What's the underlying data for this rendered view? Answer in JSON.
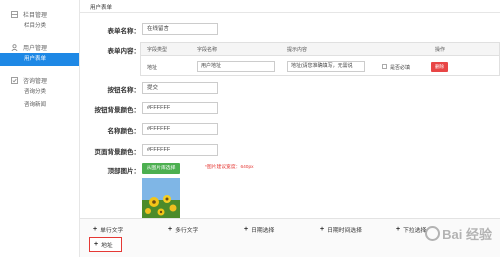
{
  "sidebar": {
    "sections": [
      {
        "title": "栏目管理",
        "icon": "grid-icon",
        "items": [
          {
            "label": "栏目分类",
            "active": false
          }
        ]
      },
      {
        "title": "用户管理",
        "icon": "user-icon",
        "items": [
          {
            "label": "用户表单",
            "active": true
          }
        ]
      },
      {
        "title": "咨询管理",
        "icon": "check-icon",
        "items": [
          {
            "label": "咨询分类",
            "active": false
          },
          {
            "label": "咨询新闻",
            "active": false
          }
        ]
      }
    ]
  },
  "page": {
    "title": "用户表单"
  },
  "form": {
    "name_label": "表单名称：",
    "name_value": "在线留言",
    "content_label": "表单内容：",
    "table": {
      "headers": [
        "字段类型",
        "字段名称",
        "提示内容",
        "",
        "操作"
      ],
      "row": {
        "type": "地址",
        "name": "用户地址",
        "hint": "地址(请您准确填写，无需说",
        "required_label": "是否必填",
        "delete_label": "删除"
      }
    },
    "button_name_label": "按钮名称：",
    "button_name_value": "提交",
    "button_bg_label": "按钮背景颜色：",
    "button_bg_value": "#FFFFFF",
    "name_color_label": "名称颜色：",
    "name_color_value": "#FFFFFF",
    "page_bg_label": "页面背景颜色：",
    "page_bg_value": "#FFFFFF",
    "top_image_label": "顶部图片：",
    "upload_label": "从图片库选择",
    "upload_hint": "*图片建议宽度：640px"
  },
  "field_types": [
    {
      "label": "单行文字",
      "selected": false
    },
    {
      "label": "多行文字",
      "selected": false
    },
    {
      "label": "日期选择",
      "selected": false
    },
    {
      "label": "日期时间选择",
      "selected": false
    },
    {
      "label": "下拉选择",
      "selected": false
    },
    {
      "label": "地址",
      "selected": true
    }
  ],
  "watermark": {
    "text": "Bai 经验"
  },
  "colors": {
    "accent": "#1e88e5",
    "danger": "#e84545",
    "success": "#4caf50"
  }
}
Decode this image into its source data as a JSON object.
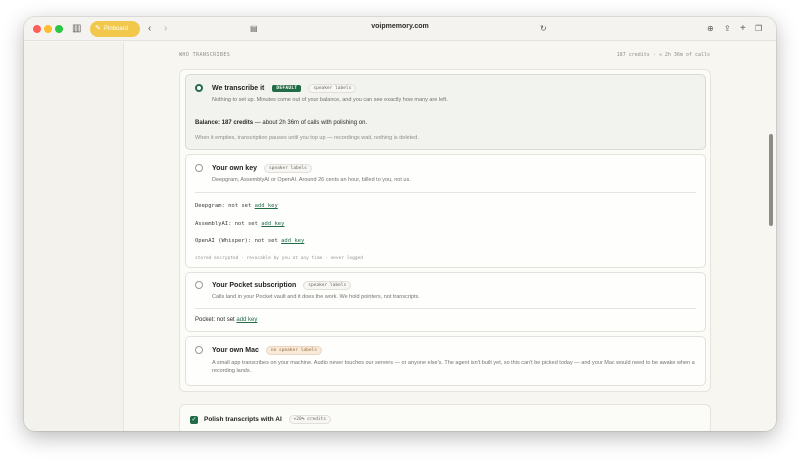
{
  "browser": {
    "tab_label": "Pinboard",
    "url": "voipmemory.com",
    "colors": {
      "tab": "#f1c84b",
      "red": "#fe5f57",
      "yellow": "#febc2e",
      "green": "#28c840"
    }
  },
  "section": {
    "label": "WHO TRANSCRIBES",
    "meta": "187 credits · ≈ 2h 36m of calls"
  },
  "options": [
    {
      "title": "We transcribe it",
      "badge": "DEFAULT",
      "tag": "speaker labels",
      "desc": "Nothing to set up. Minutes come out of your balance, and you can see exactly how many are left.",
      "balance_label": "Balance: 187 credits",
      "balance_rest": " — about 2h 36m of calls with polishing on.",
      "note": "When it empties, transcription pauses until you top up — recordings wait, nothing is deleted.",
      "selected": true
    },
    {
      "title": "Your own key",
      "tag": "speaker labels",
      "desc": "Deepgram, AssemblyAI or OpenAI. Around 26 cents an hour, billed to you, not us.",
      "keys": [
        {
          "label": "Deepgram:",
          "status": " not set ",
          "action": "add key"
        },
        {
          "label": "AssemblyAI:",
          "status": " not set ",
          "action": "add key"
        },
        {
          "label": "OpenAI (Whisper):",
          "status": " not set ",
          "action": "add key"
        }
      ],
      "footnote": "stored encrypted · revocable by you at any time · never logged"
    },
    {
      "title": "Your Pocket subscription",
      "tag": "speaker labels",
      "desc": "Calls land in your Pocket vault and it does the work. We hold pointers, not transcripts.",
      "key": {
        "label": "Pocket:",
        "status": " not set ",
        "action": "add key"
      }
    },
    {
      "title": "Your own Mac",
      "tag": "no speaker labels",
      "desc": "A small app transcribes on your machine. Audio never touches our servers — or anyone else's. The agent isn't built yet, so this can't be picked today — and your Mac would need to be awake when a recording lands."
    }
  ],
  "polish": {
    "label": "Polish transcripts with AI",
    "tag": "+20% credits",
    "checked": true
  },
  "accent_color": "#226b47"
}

********

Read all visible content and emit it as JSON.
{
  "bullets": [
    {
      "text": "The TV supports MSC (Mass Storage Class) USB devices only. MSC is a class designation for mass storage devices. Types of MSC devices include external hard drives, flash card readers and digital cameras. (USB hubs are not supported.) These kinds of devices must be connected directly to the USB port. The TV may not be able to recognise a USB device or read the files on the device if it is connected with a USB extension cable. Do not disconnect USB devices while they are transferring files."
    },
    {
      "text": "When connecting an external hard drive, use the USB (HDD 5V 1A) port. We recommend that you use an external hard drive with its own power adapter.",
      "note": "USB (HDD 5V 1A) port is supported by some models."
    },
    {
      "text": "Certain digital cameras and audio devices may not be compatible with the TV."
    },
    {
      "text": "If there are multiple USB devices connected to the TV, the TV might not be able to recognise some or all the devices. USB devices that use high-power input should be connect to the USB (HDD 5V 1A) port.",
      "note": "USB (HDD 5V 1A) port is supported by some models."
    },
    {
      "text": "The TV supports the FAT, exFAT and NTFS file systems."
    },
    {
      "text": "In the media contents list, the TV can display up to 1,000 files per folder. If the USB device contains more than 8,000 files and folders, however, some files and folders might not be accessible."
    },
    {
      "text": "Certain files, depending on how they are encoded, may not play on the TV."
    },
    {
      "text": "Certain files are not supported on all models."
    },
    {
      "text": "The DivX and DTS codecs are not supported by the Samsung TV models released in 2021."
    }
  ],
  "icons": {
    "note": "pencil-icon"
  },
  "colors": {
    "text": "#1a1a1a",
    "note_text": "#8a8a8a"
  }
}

********

* **DIRECTION**
A number is the only answer here: how many lines of the material above contain "credits"?

* **SOLUTION FOR THIS TASK**
3